What you have to do: Take the entries below and reproduce them word for word.

Provided records:

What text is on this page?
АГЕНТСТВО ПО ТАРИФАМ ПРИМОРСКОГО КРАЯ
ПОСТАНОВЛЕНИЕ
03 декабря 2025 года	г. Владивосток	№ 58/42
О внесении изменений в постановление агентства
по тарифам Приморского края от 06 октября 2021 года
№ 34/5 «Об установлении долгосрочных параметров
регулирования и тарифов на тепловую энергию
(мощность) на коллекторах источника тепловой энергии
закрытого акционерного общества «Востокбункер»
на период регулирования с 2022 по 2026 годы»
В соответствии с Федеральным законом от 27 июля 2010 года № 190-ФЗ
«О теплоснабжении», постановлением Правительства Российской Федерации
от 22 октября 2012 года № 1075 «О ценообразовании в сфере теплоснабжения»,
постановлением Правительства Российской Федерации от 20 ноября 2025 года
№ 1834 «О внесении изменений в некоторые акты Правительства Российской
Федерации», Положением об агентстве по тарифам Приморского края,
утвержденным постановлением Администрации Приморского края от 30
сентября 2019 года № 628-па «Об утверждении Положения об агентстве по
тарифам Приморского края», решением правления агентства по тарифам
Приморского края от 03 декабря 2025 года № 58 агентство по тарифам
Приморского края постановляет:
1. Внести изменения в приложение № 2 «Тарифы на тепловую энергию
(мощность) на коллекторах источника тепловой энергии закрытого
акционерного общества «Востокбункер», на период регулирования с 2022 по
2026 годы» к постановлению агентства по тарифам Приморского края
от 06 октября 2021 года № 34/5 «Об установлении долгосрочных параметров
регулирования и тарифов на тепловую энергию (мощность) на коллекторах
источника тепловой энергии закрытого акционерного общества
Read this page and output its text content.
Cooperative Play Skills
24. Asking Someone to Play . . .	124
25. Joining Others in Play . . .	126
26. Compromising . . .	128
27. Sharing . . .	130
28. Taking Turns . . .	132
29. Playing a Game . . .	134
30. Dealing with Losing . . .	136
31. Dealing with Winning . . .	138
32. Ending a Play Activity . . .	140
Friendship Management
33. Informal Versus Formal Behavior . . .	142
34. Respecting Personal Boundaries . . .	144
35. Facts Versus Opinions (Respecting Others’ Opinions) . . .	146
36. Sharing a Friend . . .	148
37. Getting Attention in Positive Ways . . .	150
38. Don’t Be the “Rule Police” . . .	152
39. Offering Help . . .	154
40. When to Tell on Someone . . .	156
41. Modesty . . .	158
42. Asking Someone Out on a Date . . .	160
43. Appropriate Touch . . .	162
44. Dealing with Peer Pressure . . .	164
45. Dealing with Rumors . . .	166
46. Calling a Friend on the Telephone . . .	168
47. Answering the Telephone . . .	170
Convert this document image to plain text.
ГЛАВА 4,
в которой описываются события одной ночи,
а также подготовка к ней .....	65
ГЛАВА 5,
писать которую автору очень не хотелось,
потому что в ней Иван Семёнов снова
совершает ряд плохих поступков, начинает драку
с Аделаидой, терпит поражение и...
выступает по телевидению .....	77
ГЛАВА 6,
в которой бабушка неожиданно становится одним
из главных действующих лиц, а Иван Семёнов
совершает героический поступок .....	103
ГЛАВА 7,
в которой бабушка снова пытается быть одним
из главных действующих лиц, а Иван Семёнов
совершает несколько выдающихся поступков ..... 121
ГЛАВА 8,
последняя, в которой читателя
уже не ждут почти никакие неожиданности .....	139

Written reply:
What text is on this page?
АГЕНТСТВО ПО ТАРИФАМ ПРИМОРСКОГО КРАЯ
ПОСТАНОВЛЕНИЕ
03 декабря 2025 года	г. Владивосток	№ 58/42
О внесении изменений в постановление агентства
по тарифам Приморского края от 06 октября 2021 года
№ 34/5 «Об установлении долгосрочных параметров
регулирования и тарифов на тепловую энергию
(мощность) на коллекторах источника тепловой энергии
закрытого акционерного общества «Востокбункер»
на период регулирования с 2022 по 2026 годы»
В соответствии с Федеральным законом от 27 июля 2010 года № 190-ФЗ
«О теплоснабжении», постановлением Правительства Российской Федерации
от 22 октября 2012 года № 1075 «О ценообразовании в сфере теплоснабжения»,
постановлением Правительства Российской Федерации от 20 ноября 2025 года
№ 1834 «О внесении изменений в некоторые акты Правительства Российской
Федерации», Положением об агентстве по тарифам Приморского края,
утвержденным постановлением Администрации Приморского края от 30
сентября 2019 года № 628-па «Об утверждении Положения об агентстве по
тарифам Приморского края», решением правления агентства по тарифам
Приморского края от 03 декабря 2025 года № 58 агентство по тарифам
Приморского края постановляет:
1. Внести изменения в приложение № 2 «Тарифы на тепловую энергию
(мощность) на коллекторах источника тепловой энергии закрытого
акционерного общества «Востокбункер», на период регулирования с 2022 по
2026 годы» к постановлению агентства по тарифам Приморского края
от 06 октября 2021 года № 34/5 «Об установлении долгосрочных параметров
регулирования и тарифов на тепловую энергию (мощность) на коллекторах
источника тепловой энергии закрытого акционерного общества
Read this page and output its text content.
Cooperative Play Skills
24. Asking Someone to Play . . .	124
25. Joining Others in Play . . .	126
26. Compromising . . .	128
27. Sharing . . .	130
28. Taking Turns . . .	132
29. Playing a Game . . .	134
30. Dealing with Losing . . .	136
31. Dealing with Winning . . .	138
32. Ending a Play Activity . . .	140
Friendship Management
33. Informal Versus Formal Behavior . . .	142
34. Respecting Personal Boundaries . . .	144
35. Facts Versus Opinions (Respecting Others’ Opinions) . . .	146
36. Sharing a Friend . . .	148
37. Getting Attention in Positive Ways . . .	150
38. Don’t Be the “Rule Police” . . .	152
39. Offering Help . . .	154
40. When to Tell on Someone . . .	156
41. Modesty . . .	158
42. Asking Someone Out on a Date . . .	160
43. Appropriate Touch . . .	162
44. Dealing with Peer Pressure . . .	164
45. Dealing with Rumors . . .	166
46. Calling a Friend on the Telephone . . .	168
47. Answering the Telephone . . .	170
Convert this document image to plain text.
ГЛАВА 4,
в которой описываются события одной ночи,
а также подготовка к ней .....	65
ГЛАВА 5,
писать которую автору очень не хотелось,
потому что в ней Иван Семёнов снова
совершает ряд плохих поступков, начинает драку
с Аделаидой, терпит поражение и...
выступает по телевидению .....	77
ГЛАВА 6,
в которой бабушка неожиданно становится одним
из главных действующих лиц, а Иван Семёнов
совершает героический поступок .....	103
ГЛАВА 7,
в которой бабушка снова пытается быть одним
из главных действующих лиц, а Иван Семёнов
совершает несколько выдающихся поступков ..... 121
ГЛАВА 8,
последняя, в которой читателя
уже не ждут почти никакие неожиданности .....	139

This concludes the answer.